*** WORKING DATA ***

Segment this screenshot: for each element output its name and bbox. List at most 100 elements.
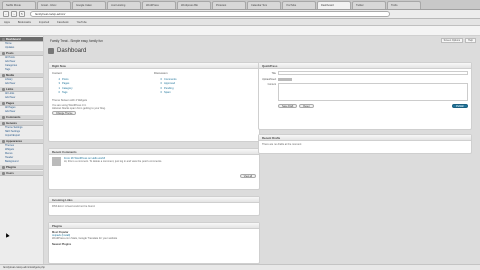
view-all-comments-button[interactable]: View all (239, 174, 256, 178)
forward-icon[interactable]: › (11, 11, 17, 17)
save-draft-button[interactable]: Save Draft (278, 104, 298, 108)
bookmark-item[interactable]: Apps (4, 21, 10, 24)
content-textarea[interactable] (278, 82, 468, 101)
comment-body: Hi, this is a comment. To delete a comme… (64, 160, 163, 163)
stat-count: 4 (58, 77, 60, 81)
sidebar-item-label: Appearance (6, 139, 23, 143)
browser-tab[interactable]: WordPress (142, 1, 176, 9)
plugin-description: WordPress.com Stats, Google Translate fo… (52, 237, 118, 240)
stat-label: Category (62, 86, 73, 90)
discussion-column: Discussion 0 Comments 0 Approved 0 Pending 0 Sp… (154, 71, 256, 95)
discussion-list: 0 Comments 0 Approved 0 Pending 0 Spam (154, 77, 256, 95)
stat-row[interactable]: 0 Spam (154, 91, 256, 96)
url-field[interactable]: familytreat.ca/wp-admin/ (30, 11, 390, 17)
sidebar-item-users[interactable]: Users (0, 170, 43, 176)
reload-icon[interactable]: ↻ (19, 11, 25, 17)
publish-button[interactable]: Publish (452, 104, 468, 108)
browser-tab-strip: Netflix Movie Gmail - Inbox Google Calen Ju… (0, 0, 480, 10)
page-title-text: Dashboard (57, 48, 87, 54)
sidebar-item-appearance[interactable]: Appearance (0, 138, 43, 144)
stat-count: 0 (160, 86, 162, 90)
sidebar-item-posts[interactable]: Posts (0, 50, 43, 56)
browser-tab[interactable]: YouTube (282, 1, 316, 9)
bookmarks-bar: Apps Bookmarks Imported Facebook YouTube (0, 19, 480, 26)
sidebar-item-dashboard[interactable]: Dashboard (0, 36, 43, 42)
browser-tab[interactable]: Netflix Movie (2, 1, 36, 9)
stat-count: 1 (58, 86, 60, 90)
incoming-links-widget: Incoming Links RSS Error: A feed could n… (48, 196, 260, 216)
menu-icon (1, 140, 5, 143)
stat-count: 3 (58, 82, 60, 86)
menu-icon (1, 116, 5, 119)
browser-tab[interactable]: Calendar Tem (247, 1, 281, 9)
reset-button[interactable]: Reset (299, 104, 314, 108)
sidebar-item-label: Links (6, 87, 14, 91)
recent-drafts-widget: Recent Drafts There are no drafts at the… (258, 134, 472, 154)
bookmark-item[interactable]: Imported (39, 21, 49, 24)
stat-count: 0 (160, 82, 162, 86)
quickpress-widget: QuickPress Title Upload/Insert Content S… (258, 62, 472, 130)
browser-tab[interactable]: Just Hosting (107, 1, 141, 9)
bookmark-item[interactable]: Bookmarks (18, 21, 31, 24)
upload-icons[interactable] (278, 78, 292, 81)
browser-tab[interactable]: Pinterest (212, 1, 246, 9)
upload-label: Upload/Insert (262, 78, 277, 81)
sidebar-item-genesis[interactable]: Genesis (0, 120, 43, 126)
sidebar-item-media[interactable]: Media (0, 72, 43, 78)
menu-icon (1, 88, 5, 91)
stat-label: Tags (62, 91, 68, 95)
sidebar-item-label: Dashboard (6, 37, 21, 41)
sidebar-item-label: Media (6, 73, 14, 77)
content-label: Content (267, 82, 276, 86)
avatar (52, 157, 61, 166)
plugins-widget: Plugins Most Popular Jetpack (Install) W… (48, 222, 260, 264)
dashboard-icon (48, 48, 54, 54)
stat-row[interactable]: 0 Tags (52, 91, 154, 96)
browser-tab[interactable]: Dashboard (317, 1, 351, 9)
address-bar: ‹ › ↻ familytreat.ca/wp-admin/ (0, 10, 480, 19)
sidebar-item-label: Comments (6, 115, 21, 119)
theme-line: Theme Sixteen with 4 Widgets (52, 99, 88, 102)
akismet-line: Akismet blocks spam from getting to your… (52, 107, 106, 110)
stat-label: Pages (62, 82, 70, 86)
discussion-label: Discussion (154, 71, 168, 75)
help-button[interactable]: Help (465, 38, 476, 43)
recent-drafts-body: There are no drafts at the moment (262, 143, 302, 146)
incoming-links-body: RSS Error: A feed could not be found. (52, 205, 96, 208)
wp-admin-bar (0, 26, 480, 36)
sidebar-item-label: Genesis (6, 121, 17, 125)
stat-count: 0 (160, 77, 162, 81)
right-now-widget: Right Now Content 4 Posts 3 Pages 1 Category 0… (48, 62, 260, 142)
menu-icon (1, 122, 5, 125)
sidebar-item-links[interactable]: Links (0, 86, 43, 92)
stat-label: Spam (164, 91, 171, 95)
sidebar-item-label: Plugins (6, 165, 17, 169)
browser-tab[interactable]: Wordpress Blo (177, 1, 211, 9)
browser-tab[interactable]: Twitter (352, 1, 386, 9)
stat-count: 0 (58, 91, 60, 95)
bookmark-item[interactable]: YouTube (77, 21, 87, 24)
admin-sidebar: Dashboard Home Updates Posts All Posts Add Ne… (0, 36, 44, 264)
stat-count: 0 (160, 91, 162, 95)
sidebar-item-label: Users (6, 171, 14, 175)
browser-tab[interactable]: Google Calen (72, 1, 106, 9)
browser-tab[interactable]: Trello (387, 1, 421, 9)
back-icon[interactable]: ‹ (3, 11, 9, 17)
browser-tab[interactable]: Gmail - Inbox (37, 1, 71, 9)
stat-label: Pending (164, 86, 174, 90)
menu-icon (1, 52, 5, 55)
title-input[interactable] (278, 71, 468, 75)
change-theme-button[interactable]: Change Theme (52, 111, 77, 115)
title-label: Title (271, 72, 276, 76)
comment-item: From Mr WordPress on Hello world! Hi, th… (52, 157, 256, 166)
sidebar-item-label: Pages (6, 101, 15, 105)
content-label: Content (52, 71, 62, 75)
stat-label: Approved (164, 82, 176, 86)
screen-options-button[interactable]: Screen Options (440, 38, 464, 43)
site-title[interactable]: Family Treat - Simple easy, family fun (50, 39, 103, 43)
page-title: Dashboard (48, 48, 86, 54)
browser-status-bar: familytreat.ca/wp-admin/widgets.php (0, 264, 480, 270)
bookmark-item[interactable]: Facebook (57, 21, 68, 24)
sidebar-item-pages[interactable]: Pages (0, 100, 43, 106)
menu-icon (1, 172, 5, 175)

*** End of WORKING DATA ***

WHAT IS BEING ASKED => The data above should be repeated exactly, minus any pictures.

TASK RESULT =>
Segment this screenshot: for each element output its name and bbox. List at most 100 elements.
view-all-comments-button[interactable]: View all (239, 174, 256, 178)
forward-icon[interactable]: › (11, 11, 17, 17)
save-draft-button[interactable]: Save Draft (278, 104, 298, 108)
bookmark-item[interactable]: Apps (4, 21, 10, 24)
content-textarea[interactable] (278, 82, 468, 101)
comment-body: Hi, this is a comment. To delete a comme… (64, 160, 163, 163)
stat-count: 4 (58, 77, 60, 81)
sidebar-item-label: Appearance (6, 139, 23, 143)
browser-tab[interactable]: WordPress (142, 1, 176, 9)
plugin-description: WordPress.com Stats, Google Translate fo… (52, 237, 118, 240)
stat-label: Category (62, 86, 73, 90)
discussion-column: Discussion 0 Comments 0 Approved 0 Pending 0 Sp… (154, 71, 256, 95)
discussion-list: 0 Comments 0 Approved 0 Pending 0 Spam (154, 77, 256, 95)
stat-row[interactable]: 0 Spam (154, 91, 256, 96)
url-field[interactable]: familytreat.ca/wp-admin/ (30, 11, 390, 17)
sidebar-item-users[interactable]: Users (0, 170, 43, 176)
reload-icon[interactable]: ↻ (19, 11, 25, 17)
publish-button[interactable]: Publish (452, 104, 468, 108)
browser-tab-strip: Netflix Movie Gmail - Inbox Google Calen Ju… (0, 0, 480, 10)
page-title-text: Dashboard (57, 48, 87, 54)
sidebar-item-appearance[interactable]: Appearance (0, 138, 43, 144)
stat-count: 0 (160, 86, 162, 90)
sidebar-item-posts[interactable]: Posts (0, 50, 43, 56)
browser-tab[interactable]: YouTube (282, 1, 316, 9)
bookmarks-bar: Apps Bookmarks Imported Facebook YouTube (0, 19, 480, 26)
sidebar-item-dashboard[interactable]: Dashboard (0, 36, 43, 42)
browser-tab[interactable]: Netflix Movie (2, 1, 36, 9)
stat-count: 1 (58, 86, 60, 90)
incoming-links-widget: Incoming Links RSS Error: A feed could n… (48, 196, 260, 216)
menu-icon (1, 140, 5, 143)
stat-count: 3 (58, 82, 60, 86)
menu-icon (1, 116, 5, 119)
browser-tab[interactable]: Calendar Tem (247, 1, 281, 9)
reset-button[interactable]: Reset (299, 104, 314, 108)
sidebar-item-label: Links (6, 87, 14, 91)
recent-drafts-widget: Recent Drafts There are no drafts at the… (258, 134, 472, 154)
bookmark-item[interactable]: Imported (39, 21, 49, 24)
stat-count: 0 (160, 82, 162, 86)
quickpress-widget: QuickPress Title Upload/Insert Content S… (258, 62, 472, 130)
browser-tab[interactable]: Just Hosting (107, 1, 141, 9)
bookmark-item[interactable]: Bookmarks (18, 21, 31, 24)
upload-icons[interactable] (278, 78, 292, 81)
browser-tab[interactable]: Pinterest (212, 1, 246, 9)
upload-label: Upload/Insert (262, 78, 277, 81)
sidebar-item-genesis[interactable]: Genesis (0, 120, 43, 126)
sidebar-item-media[interactable]: Media (0, 72, 43, 78)
menu-icon (1, 88, 5, 91)
stat-label: Tags (62, 91, 68, 95)
sidebar-item-label: Dashboard (6, 37, 21, 41)
sidebar-item-label: Media (6, 73, 14, 77)
content-label: Content (267, 82, 276, 86)
avatar (52, 157, 61, 166)
plugins-widget: Plugins Most Popular Jetpack (Install) W… (48, 222, 260, 264)
dashboard-icon (48, 48, 54, 54)
stat-row[interactable]: 0 Tags (52, 91, 154, 96)
browser-tab[interactable]: Dashboard (317, 1, 351, 9)
address-bar: ‹ › ↻ familytreat.ca/wp-admin/ (0, 10, 480, 19)
sidebar-item-label: Comments (6, 115, 21, 119)
theme-line: Theme Sixteen with 4 Widgets (52, 99, 88, 102)
akismet-line: Akismet blocks spam from getting to your… (52, 107, 106, 110)
stat-label: Pages (62, 82, 70, 86)
discussion-label: Discussion (154, 71, 168, 75)
help-button[interactable]: Help (465, 38, 476, 43)
recent-drafts-body: There are no drafts at the moment (262, 143, 302, 146)
incoming-links-body: RSS Error: A feed could not be found. (52, 205, 96, 208)
wp-admin-bar (0, 26, 480, 36)
sidebar-item-label: Genesis (6, 121, 17, 125)
stat-count: 0 (160, 77, 162, 81)
right-now-widget: Right Now Content 4 Posts 3 Pages 1 Category 0… (48, 62, 260, 142)
menu-icon (1, 122, 5, 125)
sidebar-item-links[interactable]: Links (0, 86, 43, 92)
stat-label: Spam (164, 91, 171, 95)
sidebar-item-label: Plugins (6, 165, 17, 169)
browser-tab[interactable]: Wordpress Blo (177, 1, 211, 9)
browser-tab[interactable]: Twitter (352, 1, 386, 9)
stat-count: 0 (58, 91, 60, 95)
bookmark-item[interactable]: YouTube (77, 21, 87, 24)
admin-sidebar: Dashboard Home Updates Posts All Posts Add Ne… (0, 36, 44, 264)
stat-count: 0 (160, 91, 162, 95)
sidebar-item-label: Users (6, 171, 14, 175)
browser-tab[interactable]: Google Calen (72, 1, 106, 9)
browser-tab[interactable]: Trello (387, 1, 421, 9)
back-icon[interactable]: ‹ (3, 11, 9, 17)
browser-tab[interactable]: Gmail - Inbox (37, 1, 71, 9)
stat-label: Pending (164, 86, 174, 90)
menu-icon (1, 52, 5, 55)
title-input[interactable] (278, 71, 468, 75)
change-theme-button[interactable]: Change Theme (52, 111, 77, 115)
title-label: Title (271, 72, 276, 76)
comment-item: From Mr WordPress on Hello world! Hi, th… (52, 157, 256, 166)
sidebar-item-label: Pages (6, 101, 15, 105)
content-label: Content (52, 71, 62, 75)
stat-label: Approved (164, 82, 176, 86)
screen-options-button[interactable]: Screen Options (440, 38, 464, 43)
site-title[interactable]: Family Treat - Simple easy, family fun (50, 39, 103, 43)
page-title: Dashboard (48, 48, 86, 54)
browser-status-bar: familytreat.ca/wp-admin/widgets.php (0, 264, 480, 270)
bookmark-item[interactable]: Facebook (57, 21, 68, 24)
sidebar-item-pages[interactable]: Pages (0, 100, 43, 106)
menu-icon (1, 172, 5, 175)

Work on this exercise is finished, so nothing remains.